[Begin Available data]
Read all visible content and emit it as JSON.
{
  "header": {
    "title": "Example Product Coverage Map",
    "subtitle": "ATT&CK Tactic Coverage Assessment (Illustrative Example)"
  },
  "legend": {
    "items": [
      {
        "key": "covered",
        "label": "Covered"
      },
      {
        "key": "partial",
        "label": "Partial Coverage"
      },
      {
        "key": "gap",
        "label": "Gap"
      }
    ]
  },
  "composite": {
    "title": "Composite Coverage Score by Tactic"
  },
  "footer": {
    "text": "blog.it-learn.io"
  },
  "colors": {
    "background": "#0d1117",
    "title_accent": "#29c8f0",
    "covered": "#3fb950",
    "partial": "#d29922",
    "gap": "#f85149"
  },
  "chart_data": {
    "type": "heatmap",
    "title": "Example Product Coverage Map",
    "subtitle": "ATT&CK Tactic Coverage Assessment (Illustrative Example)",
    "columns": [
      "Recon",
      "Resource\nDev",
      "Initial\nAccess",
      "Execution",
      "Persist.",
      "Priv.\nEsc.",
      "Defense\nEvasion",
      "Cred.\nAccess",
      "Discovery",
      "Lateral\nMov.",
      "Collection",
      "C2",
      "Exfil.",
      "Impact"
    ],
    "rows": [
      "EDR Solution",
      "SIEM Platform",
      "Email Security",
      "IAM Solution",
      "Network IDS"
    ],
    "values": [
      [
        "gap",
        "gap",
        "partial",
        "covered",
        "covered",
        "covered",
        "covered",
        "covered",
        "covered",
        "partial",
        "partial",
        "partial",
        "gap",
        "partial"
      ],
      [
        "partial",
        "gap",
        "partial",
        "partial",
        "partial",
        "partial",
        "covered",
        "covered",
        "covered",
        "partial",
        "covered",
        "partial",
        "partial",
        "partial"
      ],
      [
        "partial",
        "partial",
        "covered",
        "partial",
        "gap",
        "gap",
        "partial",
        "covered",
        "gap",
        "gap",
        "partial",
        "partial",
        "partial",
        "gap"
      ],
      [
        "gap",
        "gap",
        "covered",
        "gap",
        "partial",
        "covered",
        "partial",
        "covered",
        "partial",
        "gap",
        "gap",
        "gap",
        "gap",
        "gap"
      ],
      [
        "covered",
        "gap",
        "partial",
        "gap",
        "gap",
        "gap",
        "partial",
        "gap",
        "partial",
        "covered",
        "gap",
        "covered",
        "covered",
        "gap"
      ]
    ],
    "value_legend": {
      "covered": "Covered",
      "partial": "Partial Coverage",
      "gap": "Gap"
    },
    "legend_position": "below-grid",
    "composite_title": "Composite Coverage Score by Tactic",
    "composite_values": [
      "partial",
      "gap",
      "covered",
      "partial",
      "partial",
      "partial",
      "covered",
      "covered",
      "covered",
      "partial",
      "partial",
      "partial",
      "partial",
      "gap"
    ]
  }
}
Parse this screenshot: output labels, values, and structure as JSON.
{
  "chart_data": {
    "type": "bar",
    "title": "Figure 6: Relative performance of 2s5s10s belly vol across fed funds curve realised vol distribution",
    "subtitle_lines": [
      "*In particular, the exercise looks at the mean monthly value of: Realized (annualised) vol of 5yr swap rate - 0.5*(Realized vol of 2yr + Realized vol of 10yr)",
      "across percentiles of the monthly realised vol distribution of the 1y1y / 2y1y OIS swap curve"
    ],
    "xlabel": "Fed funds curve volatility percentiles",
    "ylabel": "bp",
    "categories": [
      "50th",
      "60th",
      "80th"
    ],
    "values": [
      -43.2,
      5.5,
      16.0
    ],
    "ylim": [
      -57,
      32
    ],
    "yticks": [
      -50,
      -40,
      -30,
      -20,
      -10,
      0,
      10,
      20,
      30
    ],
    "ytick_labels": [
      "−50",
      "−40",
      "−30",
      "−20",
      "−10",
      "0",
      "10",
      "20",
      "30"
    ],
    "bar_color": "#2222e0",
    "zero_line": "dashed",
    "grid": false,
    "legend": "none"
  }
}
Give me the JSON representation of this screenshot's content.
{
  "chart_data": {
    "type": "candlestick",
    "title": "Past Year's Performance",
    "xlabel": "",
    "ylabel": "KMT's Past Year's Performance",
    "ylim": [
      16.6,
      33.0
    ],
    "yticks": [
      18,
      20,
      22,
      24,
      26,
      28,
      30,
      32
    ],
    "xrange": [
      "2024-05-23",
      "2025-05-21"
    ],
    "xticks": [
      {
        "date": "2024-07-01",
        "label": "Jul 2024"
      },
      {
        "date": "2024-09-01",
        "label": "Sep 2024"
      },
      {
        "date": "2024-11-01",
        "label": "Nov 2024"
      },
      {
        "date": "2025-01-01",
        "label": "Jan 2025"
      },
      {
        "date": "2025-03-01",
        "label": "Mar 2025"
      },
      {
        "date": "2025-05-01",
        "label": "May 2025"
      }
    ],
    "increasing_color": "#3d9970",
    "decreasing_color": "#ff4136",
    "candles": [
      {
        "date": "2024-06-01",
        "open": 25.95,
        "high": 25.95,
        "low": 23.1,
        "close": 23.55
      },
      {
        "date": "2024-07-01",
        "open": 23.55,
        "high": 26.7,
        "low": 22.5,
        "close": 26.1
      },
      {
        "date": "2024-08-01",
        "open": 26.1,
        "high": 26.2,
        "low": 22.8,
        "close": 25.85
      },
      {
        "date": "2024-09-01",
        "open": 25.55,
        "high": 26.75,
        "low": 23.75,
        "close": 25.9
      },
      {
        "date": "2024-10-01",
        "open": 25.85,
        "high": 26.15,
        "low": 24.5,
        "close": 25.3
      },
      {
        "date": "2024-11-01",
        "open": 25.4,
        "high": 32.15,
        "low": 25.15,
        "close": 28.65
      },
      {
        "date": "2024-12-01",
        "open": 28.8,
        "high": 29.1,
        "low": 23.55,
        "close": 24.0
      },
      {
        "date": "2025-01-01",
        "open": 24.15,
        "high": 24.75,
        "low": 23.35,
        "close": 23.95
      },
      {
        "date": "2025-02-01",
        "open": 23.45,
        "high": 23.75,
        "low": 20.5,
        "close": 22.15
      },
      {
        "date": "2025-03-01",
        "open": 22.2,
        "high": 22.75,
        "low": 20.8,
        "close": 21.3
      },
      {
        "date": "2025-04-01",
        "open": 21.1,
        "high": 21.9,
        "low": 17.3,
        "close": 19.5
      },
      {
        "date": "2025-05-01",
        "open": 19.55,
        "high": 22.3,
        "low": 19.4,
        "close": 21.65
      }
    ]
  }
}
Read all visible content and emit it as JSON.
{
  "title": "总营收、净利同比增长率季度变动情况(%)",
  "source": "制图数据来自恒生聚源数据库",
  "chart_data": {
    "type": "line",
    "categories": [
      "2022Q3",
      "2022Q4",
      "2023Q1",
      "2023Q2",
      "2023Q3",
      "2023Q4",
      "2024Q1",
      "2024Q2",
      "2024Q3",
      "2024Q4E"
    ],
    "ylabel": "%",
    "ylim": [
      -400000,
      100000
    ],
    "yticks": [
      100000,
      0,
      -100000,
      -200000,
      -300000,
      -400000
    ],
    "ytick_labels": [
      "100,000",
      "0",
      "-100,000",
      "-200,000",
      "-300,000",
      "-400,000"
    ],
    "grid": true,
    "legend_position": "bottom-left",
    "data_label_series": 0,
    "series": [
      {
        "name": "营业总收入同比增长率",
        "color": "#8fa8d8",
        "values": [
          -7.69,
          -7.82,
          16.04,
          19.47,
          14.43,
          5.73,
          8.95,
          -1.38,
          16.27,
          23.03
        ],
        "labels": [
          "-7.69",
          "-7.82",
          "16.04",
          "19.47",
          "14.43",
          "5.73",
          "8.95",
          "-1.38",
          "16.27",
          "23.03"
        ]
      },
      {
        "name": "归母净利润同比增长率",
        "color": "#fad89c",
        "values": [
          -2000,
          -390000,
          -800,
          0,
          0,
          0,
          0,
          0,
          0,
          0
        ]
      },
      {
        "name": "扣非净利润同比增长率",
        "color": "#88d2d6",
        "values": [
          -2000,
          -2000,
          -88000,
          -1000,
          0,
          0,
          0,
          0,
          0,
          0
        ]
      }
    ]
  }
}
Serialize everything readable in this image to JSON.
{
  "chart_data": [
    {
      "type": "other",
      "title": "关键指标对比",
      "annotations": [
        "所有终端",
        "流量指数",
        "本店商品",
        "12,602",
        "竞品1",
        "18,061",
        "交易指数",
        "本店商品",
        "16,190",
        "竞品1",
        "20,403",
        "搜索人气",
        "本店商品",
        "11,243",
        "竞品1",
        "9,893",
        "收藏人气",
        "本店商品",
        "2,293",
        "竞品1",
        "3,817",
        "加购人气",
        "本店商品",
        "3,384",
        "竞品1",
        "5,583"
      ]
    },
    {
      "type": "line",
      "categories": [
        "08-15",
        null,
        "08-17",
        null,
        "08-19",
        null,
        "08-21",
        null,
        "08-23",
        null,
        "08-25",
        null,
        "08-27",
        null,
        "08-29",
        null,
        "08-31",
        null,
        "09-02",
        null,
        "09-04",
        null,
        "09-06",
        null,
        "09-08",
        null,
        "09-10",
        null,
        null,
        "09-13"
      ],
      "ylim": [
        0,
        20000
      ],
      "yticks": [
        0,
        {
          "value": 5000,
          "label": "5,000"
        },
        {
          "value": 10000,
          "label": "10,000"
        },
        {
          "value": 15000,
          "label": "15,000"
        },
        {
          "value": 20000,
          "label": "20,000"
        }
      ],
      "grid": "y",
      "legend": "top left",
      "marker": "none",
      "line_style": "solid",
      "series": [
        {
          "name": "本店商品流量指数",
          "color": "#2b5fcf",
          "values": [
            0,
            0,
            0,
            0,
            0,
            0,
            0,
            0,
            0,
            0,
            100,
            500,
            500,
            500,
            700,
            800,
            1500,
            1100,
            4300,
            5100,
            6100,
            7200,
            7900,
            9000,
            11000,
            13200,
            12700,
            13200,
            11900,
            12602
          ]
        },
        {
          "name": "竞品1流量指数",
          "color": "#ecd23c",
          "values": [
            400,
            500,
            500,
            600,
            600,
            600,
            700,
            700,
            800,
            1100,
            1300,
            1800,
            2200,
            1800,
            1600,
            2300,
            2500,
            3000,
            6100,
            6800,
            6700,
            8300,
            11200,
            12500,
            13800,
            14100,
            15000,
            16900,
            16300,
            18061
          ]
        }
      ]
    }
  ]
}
[End Available data]
Stated exercise:
Where a line above holds the string "distribution", show that line.

Correct output:
    "title": "Figure 6: Relative performance of 2s5s10s belly vol across fed funds curve realised vol distribution",
      "across percentiles of the monthly realised vol distribution of the 1y1y / 2y1y OIS swap curve"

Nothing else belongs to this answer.